§ THE EXERCISE
How many of the lines below include "ISCMD"? Give the number and no other words.

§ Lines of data
####################
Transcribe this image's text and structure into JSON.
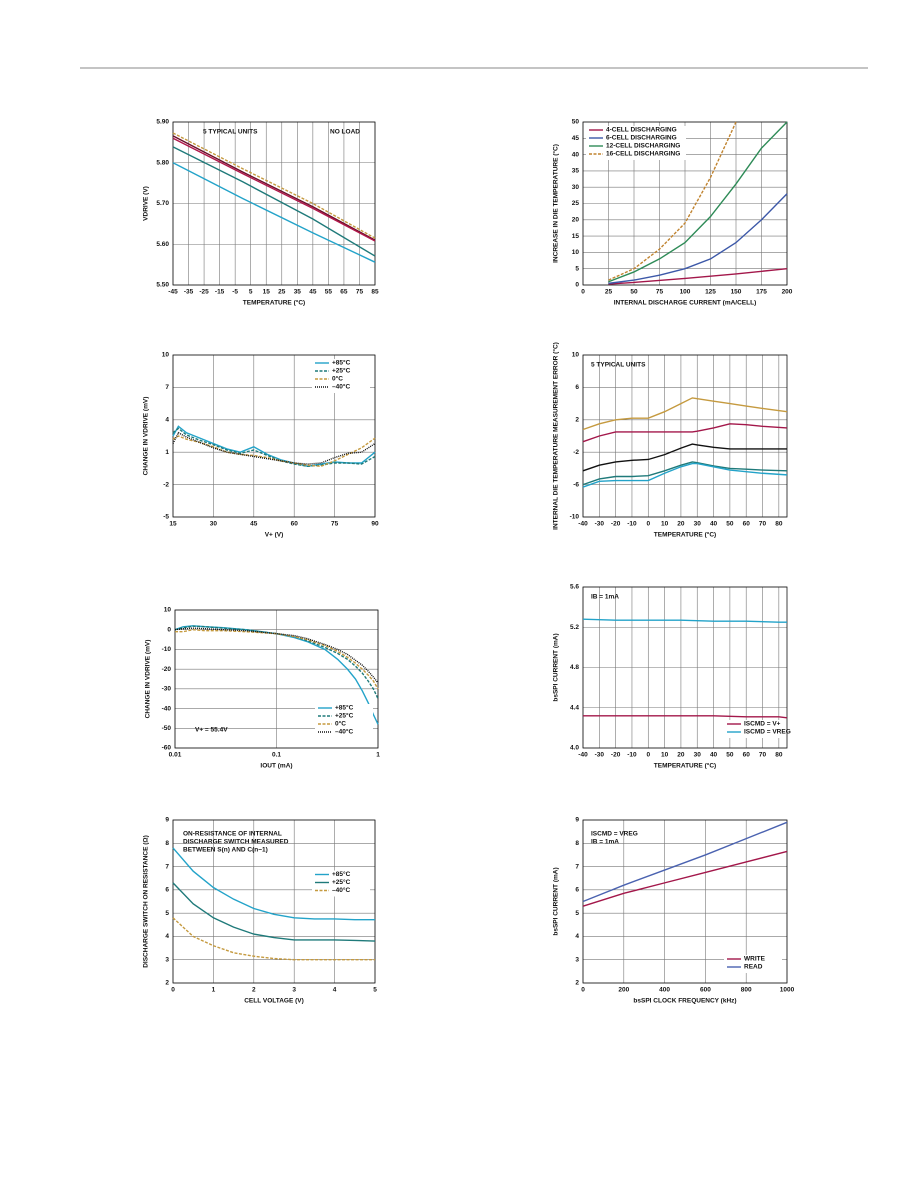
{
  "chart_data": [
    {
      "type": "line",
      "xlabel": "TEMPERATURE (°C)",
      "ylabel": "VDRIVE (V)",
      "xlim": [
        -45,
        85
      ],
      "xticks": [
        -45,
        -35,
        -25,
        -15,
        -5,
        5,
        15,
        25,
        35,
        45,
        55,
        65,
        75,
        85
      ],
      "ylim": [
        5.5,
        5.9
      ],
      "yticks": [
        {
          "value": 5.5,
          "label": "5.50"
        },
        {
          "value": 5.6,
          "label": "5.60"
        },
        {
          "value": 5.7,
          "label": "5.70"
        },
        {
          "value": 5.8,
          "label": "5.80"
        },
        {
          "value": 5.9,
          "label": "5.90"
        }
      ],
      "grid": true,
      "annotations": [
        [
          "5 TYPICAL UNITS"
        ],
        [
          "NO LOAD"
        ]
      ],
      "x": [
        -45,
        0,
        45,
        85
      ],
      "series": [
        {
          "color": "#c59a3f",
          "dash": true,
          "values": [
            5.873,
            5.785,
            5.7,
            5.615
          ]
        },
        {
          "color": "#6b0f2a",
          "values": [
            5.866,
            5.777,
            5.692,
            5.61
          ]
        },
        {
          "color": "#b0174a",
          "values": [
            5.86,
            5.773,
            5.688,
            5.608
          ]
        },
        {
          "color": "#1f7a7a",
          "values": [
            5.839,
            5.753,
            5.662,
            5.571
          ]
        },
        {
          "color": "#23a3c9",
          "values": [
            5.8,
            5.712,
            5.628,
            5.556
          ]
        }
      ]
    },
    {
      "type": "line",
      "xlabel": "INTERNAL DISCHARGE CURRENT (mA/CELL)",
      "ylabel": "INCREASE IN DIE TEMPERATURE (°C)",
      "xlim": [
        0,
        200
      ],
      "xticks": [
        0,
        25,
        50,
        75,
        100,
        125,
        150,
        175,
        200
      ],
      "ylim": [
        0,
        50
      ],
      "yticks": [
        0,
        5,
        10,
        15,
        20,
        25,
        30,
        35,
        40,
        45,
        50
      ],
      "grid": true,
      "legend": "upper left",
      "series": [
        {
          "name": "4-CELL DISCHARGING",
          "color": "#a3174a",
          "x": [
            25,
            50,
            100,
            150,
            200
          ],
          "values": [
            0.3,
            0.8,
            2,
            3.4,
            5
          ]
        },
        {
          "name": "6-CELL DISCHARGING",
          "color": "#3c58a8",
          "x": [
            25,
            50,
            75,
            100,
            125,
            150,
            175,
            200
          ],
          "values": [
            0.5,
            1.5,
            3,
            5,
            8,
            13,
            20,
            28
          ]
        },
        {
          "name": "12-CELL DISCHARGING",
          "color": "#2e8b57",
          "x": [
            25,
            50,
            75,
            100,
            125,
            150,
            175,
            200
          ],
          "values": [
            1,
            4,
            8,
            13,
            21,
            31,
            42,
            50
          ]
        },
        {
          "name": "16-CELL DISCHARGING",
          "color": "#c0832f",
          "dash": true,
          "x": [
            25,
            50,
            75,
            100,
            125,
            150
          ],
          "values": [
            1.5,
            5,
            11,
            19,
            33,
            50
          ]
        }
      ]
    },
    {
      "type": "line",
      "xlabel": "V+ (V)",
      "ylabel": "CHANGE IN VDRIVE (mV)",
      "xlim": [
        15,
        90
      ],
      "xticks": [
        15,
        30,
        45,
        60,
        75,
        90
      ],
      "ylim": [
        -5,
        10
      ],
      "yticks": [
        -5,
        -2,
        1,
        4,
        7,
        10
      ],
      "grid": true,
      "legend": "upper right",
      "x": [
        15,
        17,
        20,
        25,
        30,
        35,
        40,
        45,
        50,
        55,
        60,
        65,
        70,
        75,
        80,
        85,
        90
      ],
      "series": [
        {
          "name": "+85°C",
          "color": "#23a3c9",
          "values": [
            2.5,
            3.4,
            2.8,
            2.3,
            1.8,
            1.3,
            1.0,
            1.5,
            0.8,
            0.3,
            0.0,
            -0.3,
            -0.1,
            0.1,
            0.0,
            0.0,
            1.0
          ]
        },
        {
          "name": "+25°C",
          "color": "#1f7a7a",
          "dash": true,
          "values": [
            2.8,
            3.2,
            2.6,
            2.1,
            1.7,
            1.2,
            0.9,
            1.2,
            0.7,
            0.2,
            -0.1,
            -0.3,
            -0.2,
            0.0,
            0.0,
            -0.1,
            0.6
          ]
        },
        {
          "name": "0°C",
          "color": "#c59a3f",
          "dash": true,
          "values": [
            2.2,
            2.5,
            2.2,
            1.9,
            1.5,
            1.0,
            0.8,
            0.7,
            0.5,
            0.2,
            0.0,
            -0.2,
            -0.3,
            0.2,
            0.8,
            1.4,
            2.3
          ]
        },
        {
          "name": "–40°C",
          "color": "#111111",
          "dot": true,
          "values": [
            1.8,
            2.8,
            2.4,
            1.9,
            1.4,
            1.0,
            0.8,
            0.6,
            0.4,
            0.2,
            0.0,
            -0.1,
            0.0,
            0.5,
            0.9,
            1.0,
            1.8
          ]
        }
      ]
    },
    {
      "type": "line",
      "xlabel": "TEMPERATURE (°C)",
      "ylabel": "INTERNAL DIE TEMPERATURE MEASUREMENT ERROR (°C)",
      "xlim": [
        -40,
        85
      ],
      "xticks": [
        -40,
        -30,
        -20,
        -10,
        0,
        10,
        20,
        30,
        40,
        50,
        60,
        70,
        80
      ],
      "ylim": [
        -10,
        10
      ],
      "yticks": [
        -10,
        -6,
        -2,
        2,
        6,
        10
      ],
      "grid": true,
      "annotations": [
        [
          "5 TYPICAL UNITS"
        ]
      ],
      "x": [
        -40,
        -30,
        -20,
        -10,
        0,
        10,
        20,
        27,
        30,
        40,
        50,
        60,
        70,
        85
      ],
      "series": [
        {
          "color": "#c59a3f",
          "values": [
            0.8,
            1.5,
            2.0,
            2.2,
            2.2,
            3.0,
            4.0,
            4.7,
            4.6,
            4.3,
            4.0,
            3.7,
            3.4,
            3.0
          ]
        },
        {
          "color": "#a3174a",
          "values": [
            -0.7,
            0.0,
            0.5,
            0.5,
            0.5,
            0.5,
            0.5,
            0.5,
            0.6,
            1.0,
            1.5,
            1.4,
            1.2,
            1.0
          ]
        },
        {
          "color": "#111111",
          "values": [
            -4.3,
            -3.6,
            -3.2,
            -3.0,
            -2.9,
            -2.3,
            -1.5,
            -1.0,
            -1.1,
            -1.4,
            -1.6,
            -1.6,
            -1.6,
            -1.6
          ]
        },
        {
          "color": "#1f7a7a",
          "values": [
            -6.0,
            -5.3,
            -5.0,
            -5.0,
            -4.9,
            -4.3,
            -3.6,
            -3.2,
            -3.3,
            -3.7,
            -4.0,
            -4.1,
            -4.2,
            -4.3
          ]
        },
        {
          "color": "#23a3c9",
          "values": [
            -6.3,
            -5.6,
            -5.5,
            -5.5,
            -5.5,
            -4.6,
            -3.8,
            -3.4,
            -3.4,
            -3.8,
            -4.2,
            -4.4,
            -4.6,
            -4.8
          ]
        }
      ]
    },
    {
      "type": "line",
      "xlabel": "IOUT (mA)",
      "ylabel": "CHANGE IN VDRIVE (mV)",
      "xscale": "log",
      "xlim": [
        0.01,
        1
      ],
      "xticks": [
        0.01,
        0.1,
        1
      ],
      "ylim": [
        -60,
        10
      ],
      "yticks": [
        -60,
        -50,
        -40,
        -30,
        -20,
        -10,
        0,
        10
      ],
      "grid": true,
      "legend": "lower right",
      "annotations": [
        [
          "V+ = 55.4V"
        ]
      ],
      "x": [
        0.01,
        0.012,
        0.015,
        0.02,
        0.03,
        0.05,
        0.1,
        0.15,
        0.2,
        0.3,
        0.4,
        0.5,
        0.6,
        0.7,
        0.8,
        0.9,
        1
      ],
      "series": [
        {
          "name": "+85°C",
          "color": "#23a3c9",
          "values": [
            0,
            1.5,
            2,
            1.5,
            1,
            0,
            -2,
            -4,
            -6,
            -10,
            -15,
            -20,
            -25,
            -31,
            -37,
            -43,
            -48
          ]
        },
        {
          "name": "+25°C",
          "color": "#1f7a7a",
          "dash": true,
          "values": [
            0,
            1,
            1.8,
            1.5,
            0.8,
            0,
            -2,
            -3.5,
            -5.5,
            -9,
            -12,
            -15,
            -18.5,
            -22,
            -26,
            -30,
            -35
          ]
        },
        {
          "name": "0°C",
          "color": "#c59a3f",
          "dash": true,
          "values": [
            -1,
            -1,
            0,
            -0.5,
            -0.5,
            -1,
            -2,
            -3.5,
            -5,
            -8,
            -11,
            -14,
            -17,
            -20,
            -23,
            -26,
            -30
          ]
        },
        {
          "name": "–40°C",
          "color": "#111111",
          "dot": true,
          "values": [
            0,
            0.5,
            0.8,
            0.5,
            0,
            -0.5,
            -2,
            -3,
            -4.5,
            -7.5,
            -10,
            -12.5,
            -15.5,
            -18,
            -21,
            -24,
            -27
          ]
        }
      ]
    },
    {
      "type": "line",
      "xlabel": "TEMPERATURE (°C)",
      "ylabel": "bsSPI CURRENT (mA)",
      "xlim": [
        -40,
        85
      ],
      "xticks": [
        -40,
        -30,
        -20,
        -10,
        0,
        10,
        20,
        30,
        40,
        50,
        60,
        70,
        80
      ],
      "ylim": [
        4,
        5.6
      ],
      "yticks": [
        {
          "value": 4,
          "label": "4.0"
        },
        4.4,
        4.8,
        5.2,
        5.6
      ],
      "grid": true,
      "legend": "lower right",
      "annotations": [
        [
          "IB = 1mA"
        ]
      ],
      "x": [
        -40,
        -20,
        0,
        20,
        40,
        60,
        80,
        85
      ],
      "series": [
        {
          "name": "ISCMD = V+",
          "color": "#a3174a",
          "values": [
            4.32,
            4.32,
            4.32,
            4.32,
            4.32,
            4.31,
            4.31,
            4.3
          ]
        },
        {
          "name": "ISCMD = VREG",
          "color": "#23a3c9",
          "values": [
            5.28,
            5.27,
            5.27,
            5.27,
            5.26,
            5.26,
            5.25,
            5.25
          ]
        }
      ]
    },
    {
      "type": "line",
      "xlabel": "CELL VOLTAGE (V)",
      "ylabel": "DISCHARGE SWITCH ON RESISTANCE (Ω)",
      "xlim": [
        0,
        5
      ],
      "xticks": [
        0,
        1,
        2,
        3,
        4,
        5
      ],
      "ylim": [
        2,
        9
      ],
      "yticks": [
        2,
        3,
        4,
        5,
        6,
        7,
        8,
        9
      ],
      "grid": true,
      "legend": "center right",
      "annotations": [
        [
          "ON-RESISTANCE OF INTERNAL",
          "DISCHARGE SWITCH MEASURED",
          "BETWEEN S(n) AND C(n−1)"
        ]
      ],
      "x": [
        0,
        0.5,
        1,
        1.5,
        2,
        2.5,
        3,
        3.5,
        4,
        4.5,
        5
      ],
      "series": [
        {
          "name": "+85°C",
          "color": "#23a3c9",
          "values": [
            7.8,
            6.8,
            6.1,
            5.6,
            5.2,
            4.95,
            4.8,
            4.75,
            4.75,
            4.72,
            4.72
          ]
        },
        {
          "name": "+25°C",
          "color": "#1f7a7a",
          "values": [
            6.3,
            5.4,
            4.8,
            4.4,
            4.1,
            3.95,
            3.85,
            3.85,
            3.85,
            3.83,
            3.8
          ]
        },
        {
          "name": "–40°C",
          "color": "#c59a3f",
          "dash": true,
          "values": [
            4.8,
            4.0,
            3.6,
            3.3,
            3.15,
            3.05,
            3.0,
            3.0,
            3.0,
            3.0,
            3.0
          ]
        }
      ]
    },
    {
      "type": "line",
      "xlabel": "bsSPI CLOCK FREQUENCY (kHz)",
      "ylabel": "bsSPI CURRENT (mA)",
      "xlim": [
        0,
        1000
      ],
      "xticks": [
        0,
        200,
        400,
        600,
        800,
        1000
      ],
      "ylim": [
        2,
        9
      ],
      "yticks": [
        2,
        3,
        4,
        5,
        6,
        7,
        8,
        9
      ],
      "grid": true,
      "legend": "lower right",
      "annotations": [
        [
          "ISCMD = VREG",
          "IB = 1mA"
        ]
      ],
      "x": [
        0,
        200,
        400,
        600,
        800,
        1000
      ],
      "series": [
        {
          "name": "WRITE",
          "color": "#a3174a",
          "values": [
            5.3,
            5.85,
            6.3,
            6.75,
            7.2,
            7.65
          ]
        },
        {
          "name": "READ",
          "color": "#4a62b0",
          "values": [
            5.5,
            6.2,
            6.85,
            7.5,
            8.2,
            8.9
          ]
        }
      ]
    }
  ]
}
####################
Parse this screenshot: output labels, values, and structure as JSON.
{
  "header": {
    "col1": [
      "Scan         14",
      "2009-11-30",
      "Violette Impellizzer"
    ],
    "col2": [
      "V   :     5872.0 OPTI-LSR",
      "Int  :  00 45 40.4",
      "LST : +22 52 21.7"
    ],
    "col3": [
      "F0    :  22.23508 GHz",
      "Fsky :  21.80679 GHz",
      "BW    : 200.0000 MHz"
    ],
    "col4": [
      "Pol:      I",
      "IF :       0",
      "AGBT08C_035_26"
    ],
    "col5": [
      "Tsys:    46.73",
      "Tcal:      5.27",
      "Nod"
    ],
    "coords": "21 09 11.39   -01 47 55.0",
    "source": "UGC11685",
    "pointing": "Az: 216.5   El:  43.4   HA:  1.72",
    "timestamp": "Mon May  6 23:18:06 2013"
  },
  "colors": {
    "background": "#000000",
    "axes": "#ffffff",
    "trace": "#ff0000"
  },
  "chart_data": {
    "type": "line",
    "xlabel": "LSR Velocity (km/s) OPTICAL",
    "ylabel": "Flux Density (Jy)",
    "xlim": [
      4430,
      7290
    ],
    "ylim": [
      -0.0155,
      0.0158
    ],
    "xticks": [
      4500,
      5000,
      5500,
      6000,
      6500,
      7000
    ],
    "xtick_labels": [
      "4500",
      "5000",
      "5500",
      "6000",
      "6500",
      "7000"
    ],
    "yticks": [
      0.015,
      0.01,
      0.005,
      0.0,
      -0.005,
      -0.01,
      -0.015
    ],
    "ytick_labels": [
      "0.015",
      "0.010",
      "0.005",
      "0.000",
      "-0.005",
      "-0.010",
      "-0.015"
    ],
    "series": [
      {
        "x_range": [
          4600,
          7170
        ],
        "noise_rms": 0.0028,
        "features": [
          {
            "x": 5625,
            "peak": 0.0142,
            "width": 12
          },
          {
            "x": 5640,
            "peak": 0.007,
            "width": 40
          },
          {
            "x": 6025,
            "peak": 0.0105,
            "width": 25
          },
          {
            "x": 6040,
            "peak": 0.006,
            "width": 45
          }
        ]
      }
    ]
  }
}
####################
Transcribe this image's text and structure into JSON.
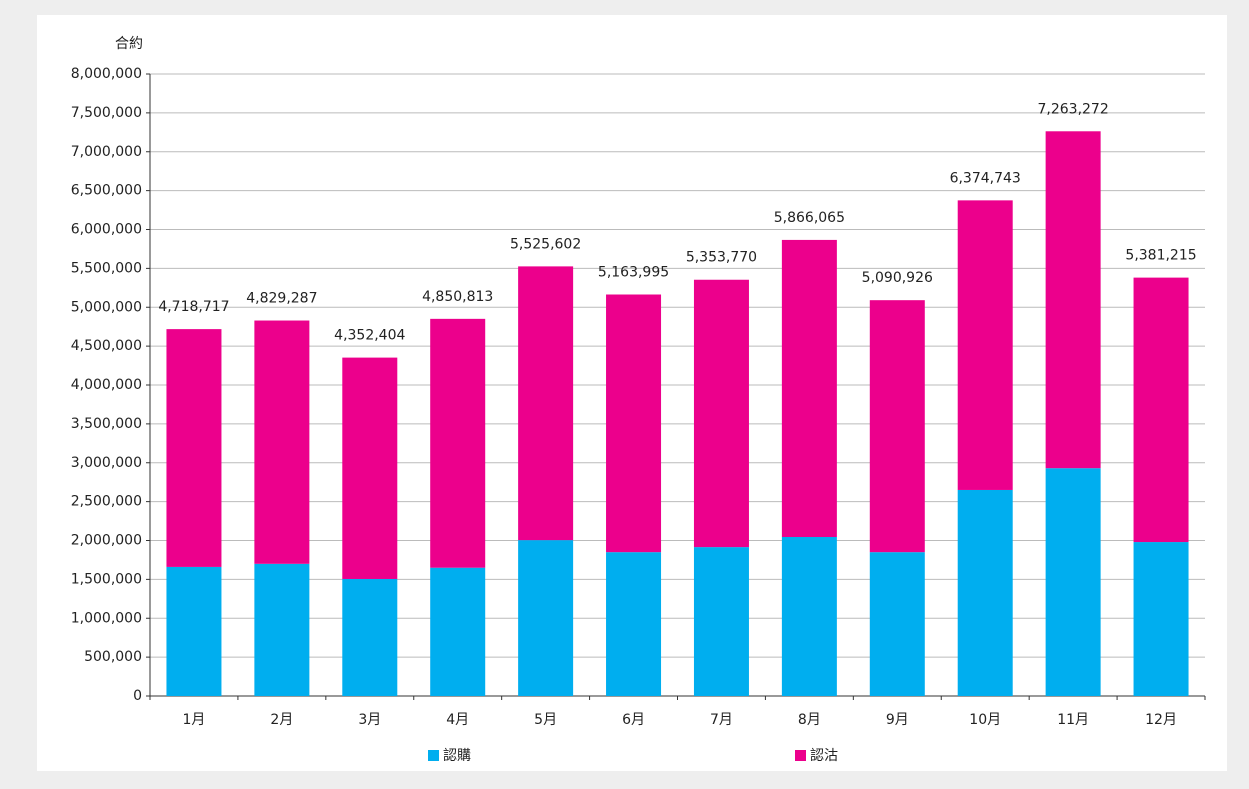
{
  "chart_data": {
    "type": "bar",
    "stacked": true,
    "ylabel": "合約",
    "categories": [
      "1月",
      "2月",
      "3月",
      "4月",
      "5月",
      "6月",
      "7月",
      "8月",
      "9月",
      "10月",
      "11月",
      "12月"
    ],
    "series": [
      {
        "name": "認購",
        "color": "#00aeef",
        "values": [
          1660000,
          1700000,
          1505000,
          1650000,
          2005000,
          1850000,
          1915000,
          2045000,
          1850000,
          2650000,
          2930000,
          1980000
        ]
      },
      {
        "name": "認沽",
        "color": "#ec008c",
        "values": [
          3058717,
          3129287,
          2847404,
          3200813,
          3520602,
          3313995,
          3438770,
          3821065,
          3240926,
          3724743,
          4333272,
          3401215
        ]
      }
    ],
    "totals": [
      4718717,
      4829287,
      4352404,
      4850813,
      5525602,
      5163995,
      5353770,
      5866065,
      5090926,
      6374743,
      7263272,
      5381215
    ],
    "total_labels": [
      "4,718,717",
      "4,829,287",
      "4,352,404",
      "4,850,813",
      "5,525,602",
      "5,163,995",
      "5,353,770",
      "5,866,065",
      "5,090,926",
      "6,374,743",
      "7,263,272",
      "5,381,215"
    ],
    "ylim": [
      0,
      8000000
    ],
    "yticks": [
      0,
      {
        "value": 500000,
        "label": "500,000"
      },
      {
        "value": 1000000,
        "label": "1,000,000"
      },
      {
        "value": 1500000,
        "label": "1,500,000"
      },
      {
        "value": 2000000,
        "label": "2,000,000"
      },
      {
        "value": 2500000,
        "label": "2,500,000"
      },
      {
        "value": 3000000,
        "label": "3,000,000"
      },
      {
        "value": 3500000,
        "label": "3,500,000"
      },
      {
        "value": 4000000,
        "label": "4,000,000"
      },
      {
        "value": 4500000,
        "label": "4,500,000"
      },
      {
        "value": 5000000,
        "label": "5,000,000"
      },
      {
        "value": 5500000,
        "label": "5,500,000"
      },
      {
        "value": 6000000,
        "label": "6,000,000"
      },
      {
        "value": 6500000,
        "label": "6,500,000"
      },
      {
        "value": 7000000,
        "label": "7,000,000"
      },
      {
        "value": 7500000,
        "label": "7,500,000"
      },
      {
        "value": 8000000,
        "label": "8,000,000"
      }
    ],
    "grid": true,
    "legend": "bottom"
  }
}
####################
§ TASK OUTPUT
3